Collected data entries:
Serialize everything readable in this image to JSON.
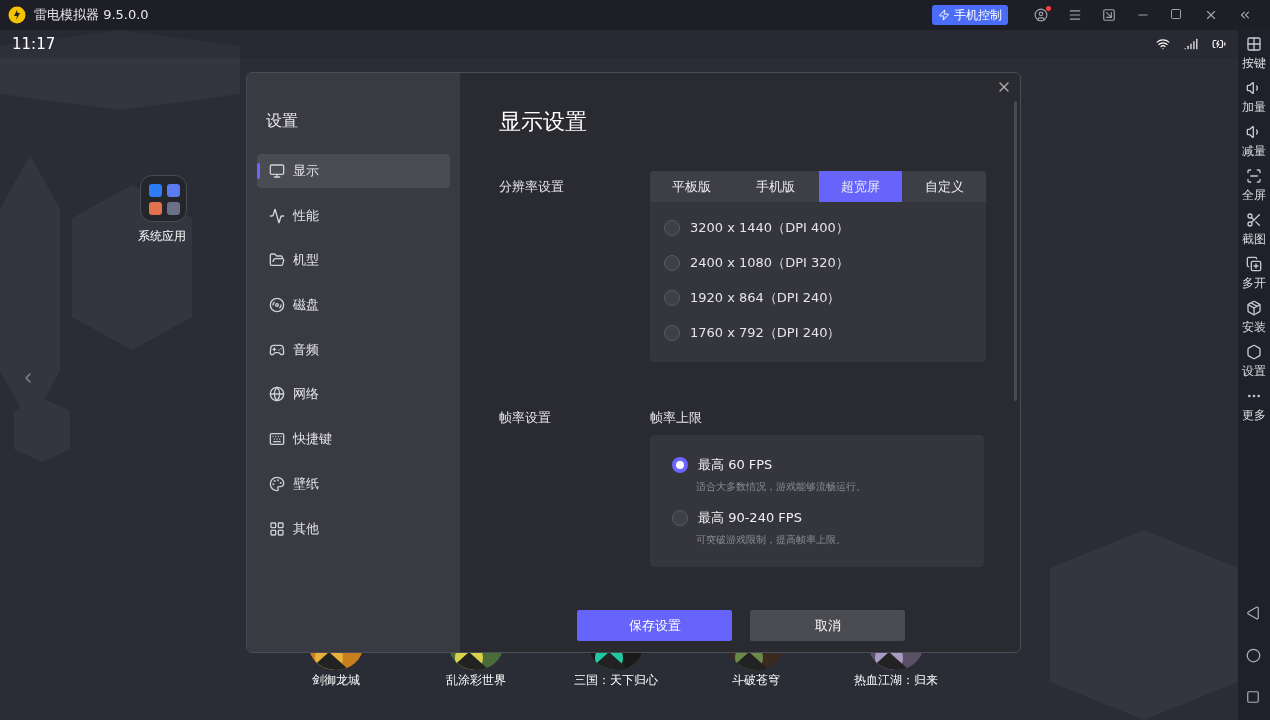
{
  "title_bar": {
    "app_title": "雷电模拟器 9.5.0.0",
    "control_button": "手机控制",
    "account_alert": true
  },
  "status_bar": {
    "time": "11:17"
  },
  "toolbar": [
    {
      "label": "按键"
    },
    {
      "label": "加量"
    },
    {
      "label": "减量"
    },
    {
      "label": "全屏"
    },
    {
      "label": "截图"
    },
    {
      "label": "多开"
    },
    {
      "label": "安装"
    },
    {
      "label": "设置"
    },
    {
      "label": "更多"
    }
  ],
  "desktop": {
    "folder": {
      "label": "系统应用"
    },
    "dock": [
      {
        "label": "剑御龙城",
        "kind": "picture"
      },
      {
        "label": "乱涂彩世界",
        "kind": "picture"
      },
      {
        "label": "三国：天下归心",
        "kind": "picture"
      },
      {
        "label": "斗破苍穹",
        "kind": "picture"
      },
      {
        "label": "热血江湖：归来",
        "kind": "picture"
      }
    ]
  },
  "dialog": {
    "title": "设置",
    "nav": [
      {
        "label": "显示",
        "selected": true
      },
      {
        "label": "性能",
        "selected": false
      },
      {
        "label": "机型",
        "selected": false
      },
      {
        "label": "磁盘",
        "selected": false
      },
      {
        "label": "音频",
        "selected": false
      },
      {
        "label": "网络",
        "selected": false
      },
      {
        "label": "快捷键",
        "selected": false
      },
      {
        "label": "壁纸",
        "selected": false
      },
      {
        "label": "其他",
        "selected": false
      }
    ],
    "heading": "显示设置",
    "resolution": {
      "label": "分辨率设置",
      "tabs": [
        {
          "label": "平板版",
          "selected": false
        },
        {
          "label": "手机版",
          "selected": false
        },
        {
          "label": "超宽屏",
          "selected": true
        },
        {
          "label": "自定义",
          "selected": false
        }
      ],
      "options": [
        {
          "label": "3200 x 1440（DPI 400）",
          "selected": false
        },
        {
          "label": "2400 x 1080（DPI 320）",
          "selected": false
        },
        {
          "label": "1920 x 864（DPI 240）",
          "selected": false
        },
        {
          "label": "1760 x 792（DPI 240）",
          "selected": false
        }
      ]
    },
    "framerate": {
      "label": "帧率设置",
      "sublabel": "帧率上限",
      "options": [
        {
          "label": "最高 60 FPS",
          "hint": "适合大多数情况，游戏能够流畅运行。",
          "selected": true
        },
        {
          "label": "最高 90-240 FPS",
          "hint": "可突破游戏限制，提高帧率上限。",
          "selected": false
        }
      ]
    },
    "buttons": [
      {
        "label": "保存设置",
        "kind": "primary"
      },
      {
        "label": "取消",
        "kind": "secondary"
      }
    ]
  }
}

• WHAT YOU NEED TO DO:
Look through the records above and report how many lines hold the word "true", giving only the number.

• CORRECT OUTPUT:
4